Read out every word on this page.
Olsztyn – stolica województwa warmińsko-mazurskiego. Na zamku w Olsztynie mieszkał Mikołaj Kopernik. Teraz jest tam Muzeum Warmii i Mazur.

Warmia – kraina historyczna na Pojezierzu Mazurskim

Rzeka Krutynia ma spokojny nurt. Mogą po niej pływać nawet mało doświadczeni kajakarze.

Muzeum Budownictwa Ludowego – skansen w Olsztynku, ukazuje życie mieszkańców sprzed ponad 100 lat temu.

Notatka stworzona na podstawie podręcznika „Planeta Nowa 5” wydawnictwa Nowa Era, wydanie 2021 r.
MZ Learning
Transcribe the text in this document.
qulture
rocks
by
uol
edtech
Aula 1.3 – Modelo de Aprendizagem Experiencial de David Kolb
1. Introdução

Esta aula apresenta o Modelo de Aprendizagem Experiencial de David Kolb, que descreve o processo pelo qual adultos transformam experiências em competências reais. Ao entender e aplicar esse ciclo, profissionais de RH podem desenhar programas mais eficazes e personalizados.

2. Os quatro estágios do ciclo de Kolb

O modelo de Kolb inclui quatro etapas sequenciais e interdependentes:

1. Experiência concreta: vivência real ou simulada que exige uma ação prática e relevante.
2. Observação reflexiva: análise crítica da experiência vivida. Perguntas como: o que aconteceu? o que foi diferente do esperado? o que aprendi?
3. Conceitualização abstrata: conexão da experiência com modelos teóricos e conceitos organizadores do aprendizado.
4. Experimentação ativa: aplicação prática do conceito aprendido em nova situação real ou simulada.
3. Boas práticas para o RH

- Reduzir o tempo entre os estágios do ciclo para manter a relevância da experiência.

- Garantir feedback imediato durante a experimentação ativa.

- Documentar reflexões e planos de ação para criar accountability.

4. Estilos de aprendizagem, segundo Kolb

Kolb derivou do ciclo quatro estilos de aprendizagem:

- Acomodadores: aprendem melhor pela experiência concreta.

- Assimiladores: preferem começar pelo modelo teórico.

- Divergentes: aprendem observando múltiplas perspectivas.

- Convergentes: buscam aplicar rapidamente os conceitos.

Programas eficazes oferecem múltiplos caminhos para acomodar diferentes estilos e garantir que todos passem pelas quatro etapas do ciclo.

------------------------

→ Task description
Your task is to repeat every line exactly.

→ Right answer
Read out every word on this page.
Olsztyn – stolica województwa warmińsko-mazurskiego. Na zamku w Olsztynie mieszkał Mikołaj Kopernik. Teraz jest tam Muzeum Warmii i Mazur.

Warmia – kraina historyczna na Pojezierzu Mazurskim

Rzeka Krutynia ma spokojny nurt. Mogą po niej pływać nawet mało doświadczeni kajakarze.

Muzeum Budownictwa Ludowego – skansen w Olsztynku, ukazuje życie mieszkańców sprzed ponad 100 lat temu.

Notatka stworzona na podstawie podręcznika „Planeta Nowa 5” wydawnictwa Nowa Era, wydanie 2021 r.
MZ Learning
Transcribe the text in this document.
qulture
rocks
by
uol
edtech
Aula 1.3 – Modelo de Aprendizagem Experiencial de David Kolb
1. Introdução

Esta aula apresenta o Modelo de Aprendizagem Experiencial de David Kolb, que descreve o processo pelo qual adultos transformam experiências em competências reais. Ao entender e aplicar esse ciclo, profissionais de RH podem desenhar programas mais eficazes e personalizados.

2. Os quatro estágios do ciclo de Kolb

O modelo de Kolb inclui quatro etapas sequenciais e interdependentes:

1. Experiência concreta: vivência real ou simulada que exige uma ação prática e relevante.
2. Observação reflexiva: análise crítica da experiência vivida. Perguntas como: o que aconteceu? o que foi diferente do esperado? o que aprendi?
3. Conceitualização abstrata: conexão da experiência com modelos teóricos e conceitos organizadores do aprendizado.
4. Experimentação ativa: aplicação prática do conceito aprendido em nova situação real ou simulada.
3. Boas práticas para o RH

- Reduzir o tempo entre os estágios do ciclo para manter a relevância da experiência.

- Garantir feedback imediato durante a experimentação ativa.

- Documentar reflexões e planos de ação para criar accountability.

4. Estilos de aprendizagem, segundo Kolb

Kolb derivou do ciclo quatro estilos de aprendizagem:

- Acomodadores: aprendem melhor pela experiência concreta.

- Assimiladores: preferem começar pelo modelo teórico.

- Divergentes: aprendem observando múltiplas perspectivas.

- Convergentes: buscam aplicar rapidamente os conceitos.

Programas eficazes oferecem múltiplos caminhos para acomodar diferentes estilos e garantir que todos passem pelas quatro etapas do ciclo.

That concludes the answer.